Arikel ini adalah sambungan dari Artikel pertama yang berjudul : Siapakah Sahabat Rosulullah?
Silahakan di baca hingga tuntas :
BERPEDOMAN KEPADA SAHABAT, ADALAH JAMINAN KEMENANGAN
Dalam hadits riwayat Muslim, no 2523 dari jalur Abu Zubair, dari Jabir, dari Abu Sa’id Al Khudri Radhiyallahu ‘anhu, dia berkata, Rasulullah Shallallahu ‘alaihi wa sallam bersabda:
يَأْتِي عَلَى النَّاسِ زَمَانٌ يُبْعَثُ مِنْهُمُ الْبَعْثُ فَيَقُولُونَ انْظُرُوا هَلْ تَجِدُونَ فِيكُمْ أَحَدًا مِنْ أَصْحَابِ النَّبِيِّ صَلَّى اللَّهم عَلَيْهِ وَسَلَّمَ فَيُوجَدُ الرَّجُلُ فَيُفْتَحُ لَهُمْ بِهِ ثُمَّ يُبْعَثُ الْبَعْثُ الثَّانِي فَيَقُولُونَ هَلْ فِيهِمْ مَنْ رَأَى أَصْحَابَ النَّبِيِّ صَلَّى اللَّهم عَلَيْهِ وَسَلَّمَ فَيُفْتَحُ لَهُمْ بِهِ ثُمَّ يُبْعَثُ الْبَعْثُ الثَّالِثُ فَيُقَالُ انْظُرُوا هَلْ تَرَوْنَ فِيهِمْ مَنْ رَأَى مَنْ رَأَى أَصْحَابَ النَّبِيِّ صَلَّى اللَّهم عَلَيْهِ وَسَلَّمَ ثُمَّ يَكُونُ الْبَعْثُ الرَّابِعُ فَيُقَالُ انْظُرُوا هَلْ تَرَوْنَ فِيهِمْ أَحَدًا رَأَى مَنْ رَأَى أَحَدًا رَأَى أَصْحَابَ النَّبِيِّ صَلَّى اللَّهم عَلَيْهِ وَسَلَّمَ فَيُوجَدُ الرَّجُلُ فَيُفْتَحُ لَهُمْ بِهِ
🍀“Akan datang suatu masa, yang saat itu ada satu pasukan dikirim (untuk berperang)”. Mereka mengatakan: “Coba lihat, adakah di antara kalian seorang sahabat Nabi Shallallahu ‘alaihi wa sallam ?” Ternyata ada satu orang sahabat Nabi. Maka karenanya, Allah memenangkan mereka. Kemudian dikirim pasukan kedua. Dikatakan kepada mereka: “Adakah di antara mereka yang pernah melihat sahabat Nabi Shallallahu ‘alaihi wa sallam?” Maka karenanya, Allah memenangkan mereka. Lalu dikirim pasukan ketiga. Dikatakan: “Coba lihat, apakah ada di antara mereka yang pernah melihat seorang yang pernah melihat sahabat Nabi Shallallahu ‘alaihi wa sallam ?” Maka didapatkan satu orang. Maka Allah memenangkan mereka. Kemudian dikirim pasukan keempat. Dikatakan: “Coba lihat, apakah ada di antara mereka yang pernah melihat seorang yang pernah seseorang yang melihat sahabat Nabi Shallallahu ‘alaihi wa sallam ?” Maka didapatkan satu orang. Akhirnya Allah memenangkan mereka
Hadits ini menjelaskan kepada kita, betapa mulia kedudukan sahabat Nabi Shallallahu ‘alaihi wa sallam dan orang-orang yang mengikuti mereka. Allah memberi jaminan kemenangan bagi para sahabat dan orang-orang yang mengikuti sahabat. Tentu saja, yang dimaksud dalam hadits bukan hanya sekadar melihat dengan mata kepala saja, namun maksudnya ialah mengikuti pedoman mereka. Sebagaimana yang telah disebutkan tentang definisi sahabat Radhiyallahu ‘anhum.

============

§ **Permintaan**: Tolong lanjutkan artikel tentang kedudukan sahabat Nabi di atas, dimulai tepat setelah kalimat terakhirnya.

============

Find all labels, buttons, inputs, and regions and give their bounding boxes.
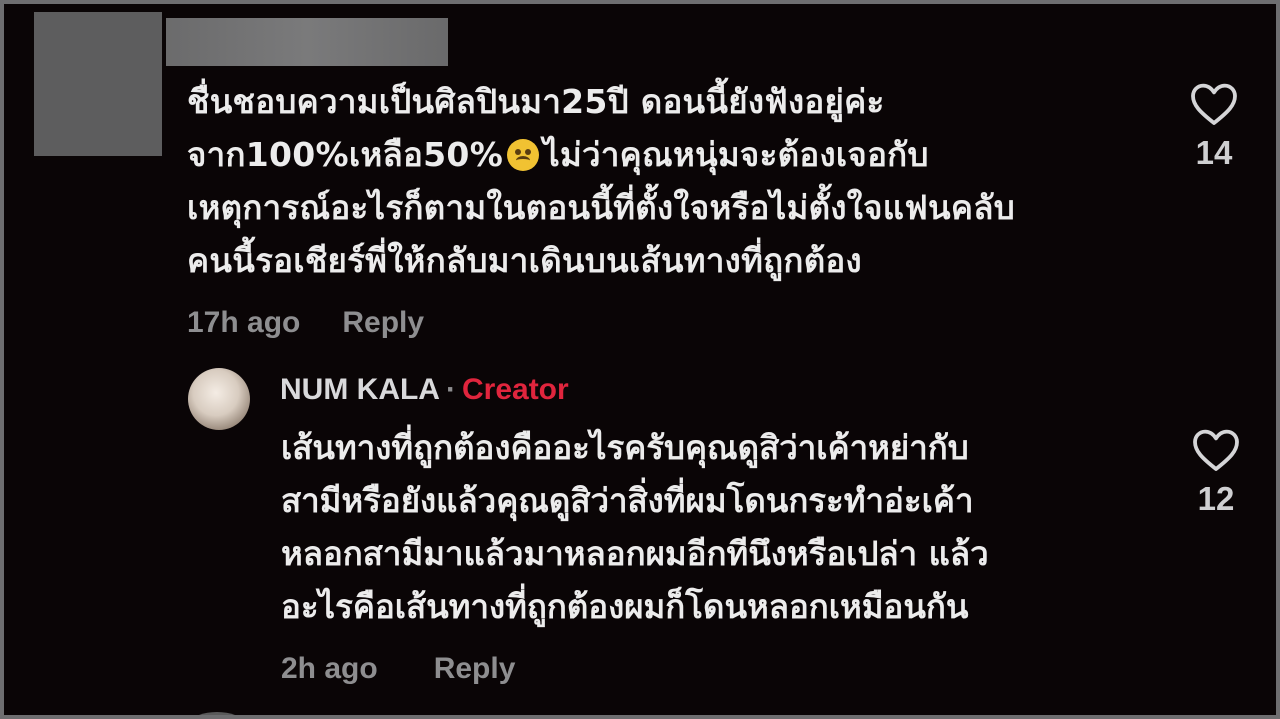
frowning-face-emoji-icon [507,139,540,171]
avatar[interactable] [192,712,242,715]
reply-button[interactable]: Reply [342,306,424,339]
creator-badge: Creator [461,373,569,406]
reply-like-button[interactable]: 12 [1186,428,1246,518]
reply-line: อะไรคือเส้นทางที่ถูกต้องผมก็โดนหลอกเหมือ… [281,587,969,626]
like-count: 14 [1195,134,1233,171]
comment-timestamp: 17h ago [187,306,301,339]
comment-line: ชื่นชอบความเป็นศิลปินมา25ปี ดอนนี้ยังฟัง… [187,82,885,121]
heart-outline-icon [1191,83,1237,125]
comment-like-button[interactable]: 14 [1184,82,1244,172]
author-name[interactable]: NUM KALA [280,373,440,406]
heart-outline-icon [1193,429,1239,471]
comment-line: เหตุการณ์อะไรก็ตามในตอนนี้ที่ตั้งใจหรือไ… [187,188,1016,227]
redacted-avatar[interactable] [34,12,162,156]
reply-line: เส้นทางที่ถูกต้องคืออะไรครับคุณดูสิว่าเค… [281,428,969,467]
reply-meta: 2h ago Reply [281,652,515,686]
redacted-username[interactable] [166,18,448,66]
comment-body: ชื่นชอบความเป็นศิลปินมา25ปี ดอนนี้ยังฟัง… [187,75,1147,287]
like-count: 12 [1197,480,1235,517]
reply-body: เส้นทางที่ถูกต้องคืออะไรครับคุณดูสิว่าเค… [281,421,1181,633]
reply-timestamp: 2h ago [281,652,378,685]
comment-line: คนนี้รอเชียร์พี่ให้กลับมาเดินบนเส้นทางที… [187,241,862,280]
reply-line: หลอกสามีมาแล้วมาหลอกผมอีกทีนึงหรือเปล่า … [281,534,989,573]
avatar[interactable] [188,368,250,430]
comment-line: จาก100%เหลือ50% ไม่ว่าคุณหนุ่มจะต้องเจอกั… [187,128,1147,181]
comment-line-part: จาก100%เหลือ50% [187,135,504,174]
reply-button[interactable]: Reply [434,652,516,685]
comment-line-part: ไม่ว่าคุณหนุ่มจะต้องเจอกับ [543,135,929,174]
reply-line: สามีหรือยังแล้วคุณดูสิว่าสิ่งที่ผมโดนกระ… [281,481,974,520]
reply-header: NUM KALA · Creator [280,373,569,407]
separator: · [445,373,456,406]
comments-panel: ชื่นชอบความเป็นศิลปินมา25ปี ดอนนี้ยังฟัง… [0,0,1280,719]
comment-meta: 17h ago Reply [187,306,424,340]
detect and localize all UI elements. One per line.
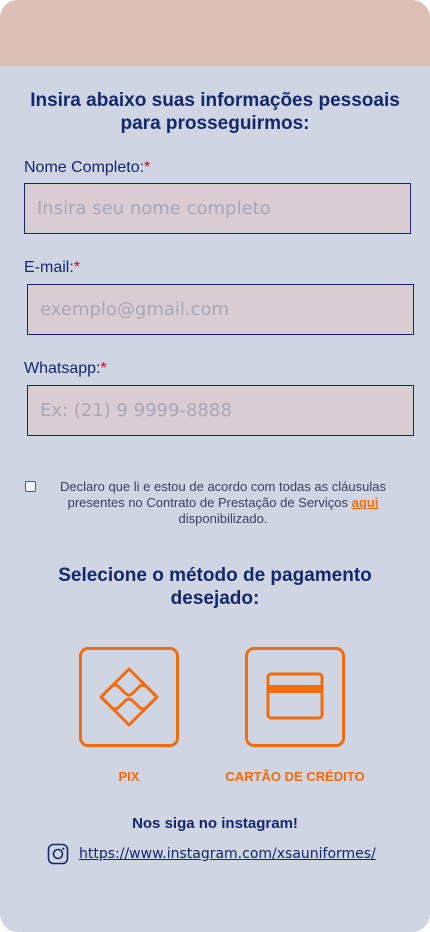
terms-consent: Declaro que li e estou de acordo com tod… bbox=[24, 479, 406, 527]
name-label-text: Nome Completo: bbox=[24, 159, 145, 176]
terms-suffix: disponibilizado. bbox=[178, 511, 268, 526]
credit-card-label: CARTÃO DE CRÉDITO bbox=[225, 769, 365, 784]
page-title: Insira abaixo suas informações pessoais … bbox=[30, 90, 400, 134]
instagram-link[interactable]: https://www.instagram.com/xsauniformes/ bbox=[79, 846, 376, 862]
email-label-text: E-mail: bbox=[24, 259, 74, 276]
name-field[interactable] bbox=[24, 183, 411, 234]
pix-option-button[interactable] bbox=[79, 647, 179, 747]
credit-card-icon bbox=[266, 672, 324, 720]
terms-text: Declaro que li e estou de acordo com tod… bbox=[60, 479, 386, 510]
whatsapp-label-text: Whatsapp: bbox=[24, 360, 101, 377]
email-label: E-mail:* bbox=[24, 259, 80, 277]
required-mark: * bbox=[73, 259, 81, 276]
email-field[interactable] bbox=[27, 284, 414, 335]
instagram-title: Nos siga no instagram! bbox=[132, 815, 298, 832]
pix-label: PIX bbox=[118, 769, 140, 784]
name-label: Nome Completo:* bbox=[24, 159, 150, 177]
whatsapp-label: Whatsapp:* bbox=[24, 360, 107, 378]
contract-link[interactable]: aqui bbox=[352, 495, 379, 510]
instagram-icon bbox=[47, 843, 69, 865]
terms-checkbox[interactable] bbox=[25, 481, 36, 492]
whatsapp-field[interactable] bbox=[27, 385, 414, 436]
top-band bbox=[0, 0, 430, 66]
terms-text-wrapper: Declaro que li e estou de acordo com tod… bbox=[24, 479, 406, 527]
credit-card-option-button[interactable] bbox=[245, 647, 345, 747]
required-mark: * bbox=[144, 159, 151, 176]
checkout-card: Insira abaixo suas informações pessoais … bbox=[0, 0, 430, 932]
required-mark: * bbox=[100, 360, 107, 377]
payment-title: Selecione o método de pagamento desejado… bbox=[58, 565, 372, 609]
pix-icon bbox=[99, 667, 159, 727]
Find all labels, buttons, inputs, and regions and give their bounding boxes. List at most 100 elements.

============

§ **Jawaban Latihan**:
✅SIAPAKAH YANG DIMAKSUD SAHABAT NABI SHALLALLAHU ALAIAHI WA SALLAM ?
☑️Sahabat adalah, siapa saja yang melihat Rasulullah Shallallahu ‘alaihi wa sallam, atau bertemu dengan beliau walau hanya sesaat lalu beriman kepada beliau dan ia mati di atas keimanan.
Diriwayatkan oleh Imam Muslim dalam Shahih-nya (249) dari hadits Al ‘Ala` bin Abdirrahman, dari ayahnya, dari Abu Hurairah Radhiyallahu ‘anhu, bahwa Rasulullah Shallallahu ‘alaihi wa sallam melewati sebuah pekuburan. Lalu beliau Shallallahu ‘alaihi wa sallam bersabda:
فَقَالَ السَّلَامُ عَلَيْكُمْ دَارَ قَوْمٍ مُؤْمِنِينَ وَإِنَّا إِنْ شَاءَ اللَّهُ بِكُمْ لَاحِقُونَ وَدِدْتُ أَنَّا قَدْ رَأَيْنَا إِخْوَانَنَا قَالُوا أَوَلَسْنَا إِخْوَانَكَ يَا رَسُولَ اللَّهِ قَالَ أَنْتُمْ أَصْحَابِي وَإِخْوَانُنَا الَّذِينَ لَمْ يَأْتُوا بَعْدُ
“Salam kesejahteraan atas kalian, wahai penghuni perkampungan kaum Mukminin. Dan aku Insya Allah akan menyusul kalian. Sungguh aku sangat merindukan untuk bertemu dengan saudara-saudara kita”. Para sahabatpun bertanya,”Bukankah kami ini saudara-saudaramu?” Beliau Shallallahu ‘alaihi wa sallam menjawab,”Kalian adalah para sahabatku, sedangkan saudara-saudara kita adalah mereka yang datang kemudian”.
☑️Hadits ini menunjukkan, bahwa yang dimaksud sahabat ialah, orang yang bertemu dengan Rasulullah Shallallahu ‘alaihi wa sallam serta beriman kepada beliau Shallallahu ‘alaihi wa sallam. Sedangkan yang datang sesudahnya ialah, saudara-saudara beliau Shallallahu ‘alaihi wa sallam. Adapun orang yang bertemu dan beriman kepada beliau Shallallahu ‘alaihi wa sallam, (ia) dinamakan sahabat, baik pertemuan itu dalam waktu yang lama maupun sebentar.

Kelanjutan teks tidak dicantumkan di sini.